What needs to be done: Search the material below for the string "image" and list each line that holds it.

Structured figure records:
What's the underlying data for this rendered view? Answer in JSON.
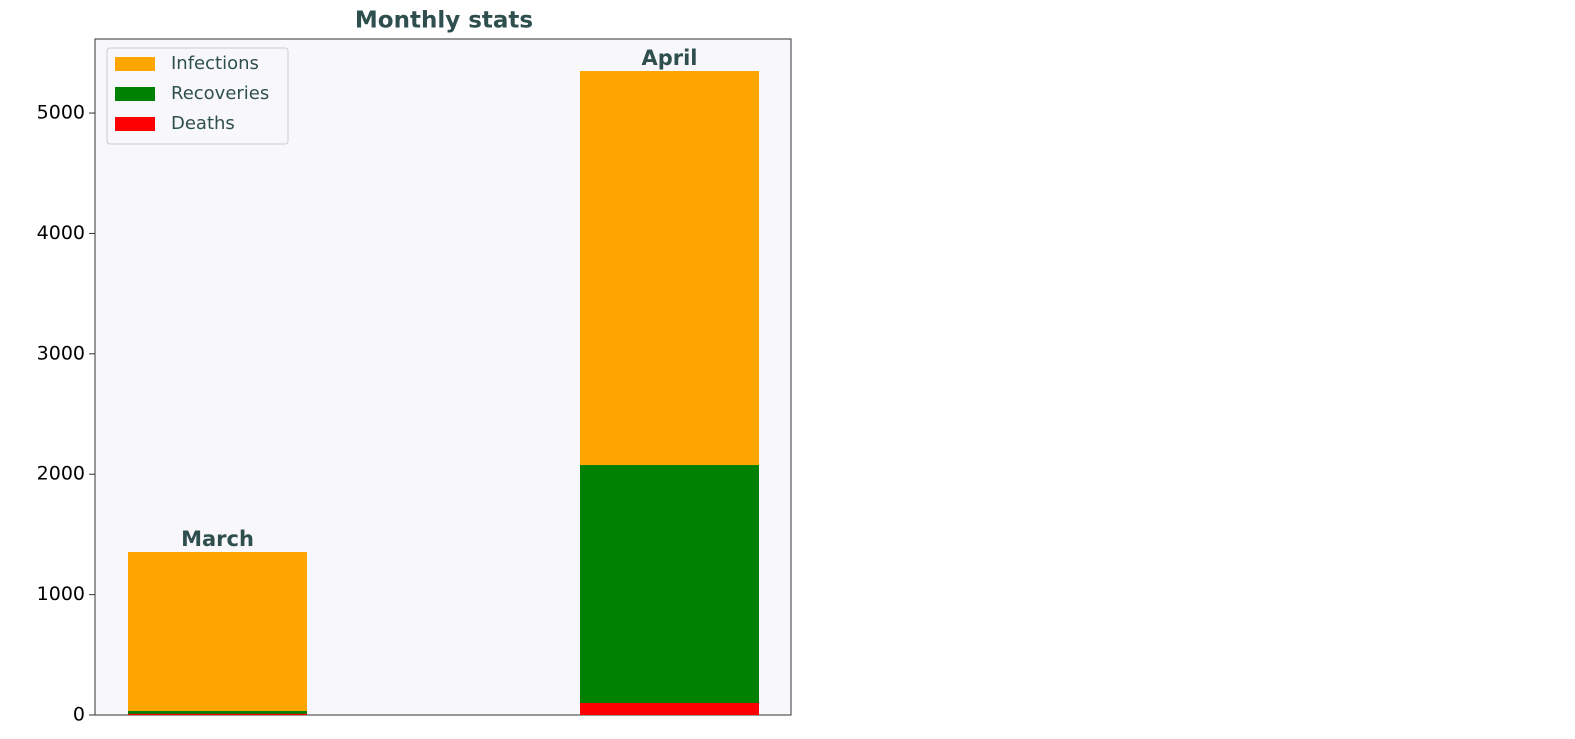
{
  "chart_data": {
    "type": "bar",
    "title": "Monthly stats",
    "categories": [
      "March",
      "April"
    ],
    "series": [
      {
        "name": "Infections",
        "color": "#ffa500",
        "values": [
          1354,
          5349
        ]
      },
      {
        "name": "Recoveries",
        "color": "#008000",
        "values": [
          33,
          2076
        ]
      },
      {
        "name": "Deaths",
        "color": "#ff0000",
        "values": [
          10,
          100
        ]
      }
    ],
    "ylim": [
      0,
      5615
    ],
    "yticks": [
      0,
      1000,
      2000,
      3000,
      4000,
      5000
    ],
    "legend": "upper left"
  }
}
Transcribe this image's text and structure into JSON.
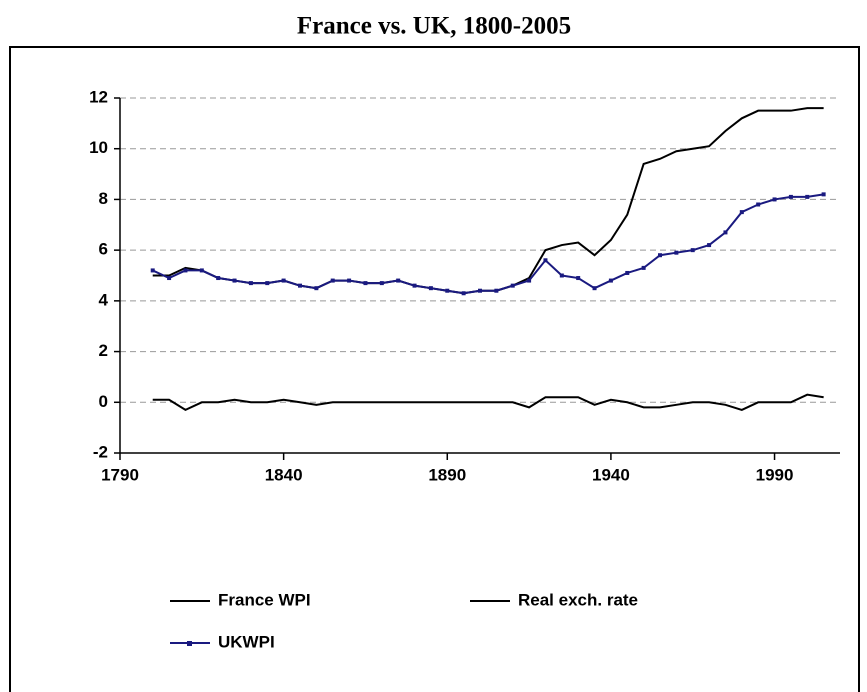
{
  "chart_data": {
    "type": "line",
    "title": "France vs. UK, 1800-2005",
    "x": [
      1800,
      1805,
      1810,
      1815,
      1820,
      1825,
      1830,
      1835,
      1840,
      1845,
      1850,
      1855,
      1860,
      1865,
      1870,
      1875,
      1880,
      1885,
      1890,
      1895,
      1900,
      1905,
      1910,
      1915,
      1920,
      1925,
      1930,
      1935,
      1940,
      1945,
      1950,
      1955,
      1960,
      1965,
      1970,
      1975,
      1980,
      1985,
      1990,
      1995,
      2000,
      2005
    ],
    "series": [
      {
        "name": "France WPI",
        "color": "#000000",
        "marker": false,
        "values": [
          5.0,
          5.0,
          5.3,
          5.2,
          4.9,
          4.8,
          4.7,
          4.7,
          4.8,
          4.6,
          4.5,
          4.8,
          4.8,
          4.7,
          4.7,
          4.8,
          4.6,
          4.5,
          4.4,
          4.3,
          4.4,
          4.4,
          4.6,
          4.9,
          6.0,
          6.2,
          6.3,
          5.8,
          6.4,
          7.4,
          9.4,
          9.6,
          9.9,
          10.0,
          10.1,
          10.7,
          11.2,
          11.5,
          11.5,
          11.5,
          11.6,
          11.6
        ]
      },
      {
        "name": "Real exch. rate",
        "color": "#000000",
        "marker": false,
        "values": [
          0.1,
          0.1,
          -0.3,
          0.0,
          0.0,
          0.1,
          0.0,
          0.0,
          0.1,
          0.0,
          -0.1,
          0.0,
          0.0,
          0.0,
          0.0,
          0.0,
          0.0,
          0.0,
          0.0,
          0.0,
          0.0,
          0.0,
          0.0,
          -0.2,
          0.2,
          0.2,
          0.2,
          -0.1,
          0.1,
          0.0,
          -0.2,
          -0.2,
          -0.1,
          0.0,
          0.0,
          -0.1,
          -0.3,
          0.0,
          0.0,
          0.0,
          0.3,
          0.2
        ]
      },
      {
        "name": "UKWPI",
        "color": "#1a1a80",
        "marker": true,
        "values": [
          5.2,
          4.9,
          5.2,
          5.2,
          4.9,
          4.8,
          4.7,
          4.7,
          4.8,
          4.6,
          4.5,
          4.8,
          4.8,
          4.7,
          4.7,
          4.8,
          4.6,
          4.5,
          4.4,
          4.3,
          4.4,
          4.4,
          4.6,
          4.8,
          5.6,
          5.0,
          4.9,
          4.5,
          4.8,
          5.1,
          5.3,
          5.8,
          5.9,
          6.0,
          6.2,
          6.7,
          7.5,
          7.8,
          8.0,
          8.1,
          8.1,
          8.2
        ]
      }
    ],
    "xlim": [
      1790,
      2010
    ],
    "xticks": [
      1790,
      1840,
      1890,
      1940,
      1990
    ],
    "ylim": [
      -2,
      12
    ],
    "yticks": [
      -2,
      0,
      2,
      4,
      6,
      8,
      10,
      12
    ],
    "grid": true,
    "legend": "bottom"
  }
}
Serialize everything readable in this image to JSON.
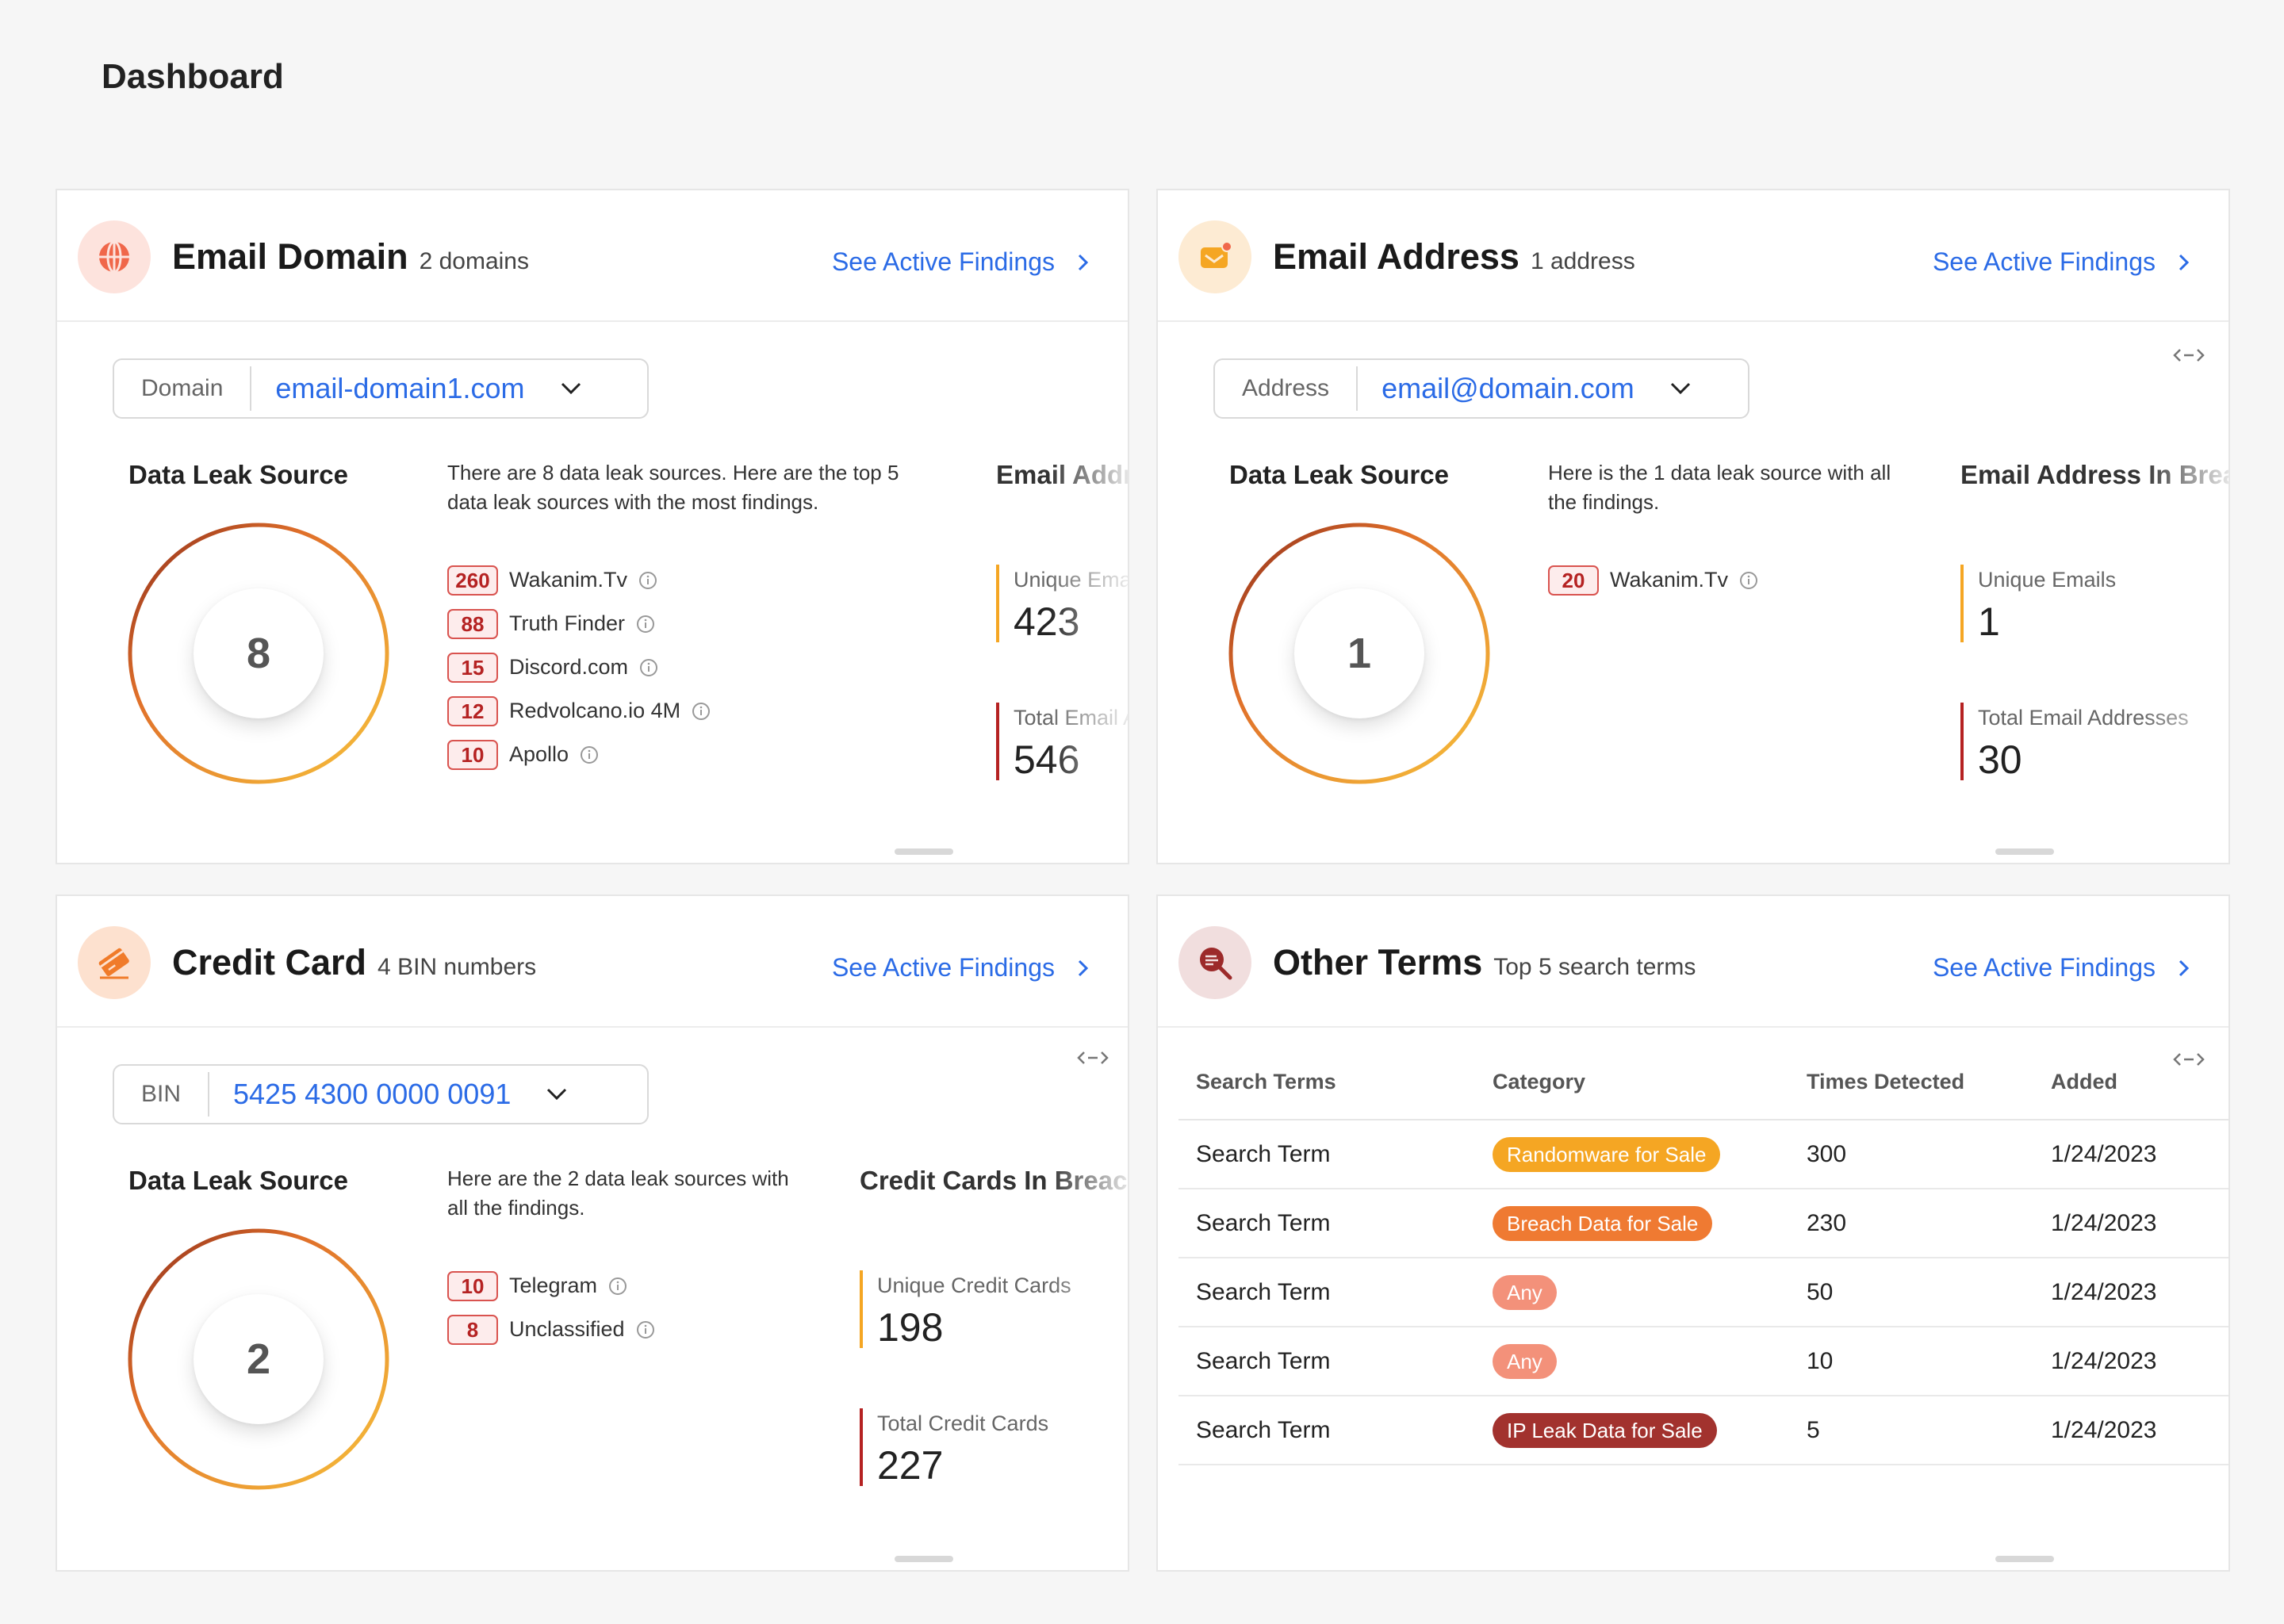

Result:
Transcribe this image's text and structure into JSON.
Serialize everything readable in this image to JSON.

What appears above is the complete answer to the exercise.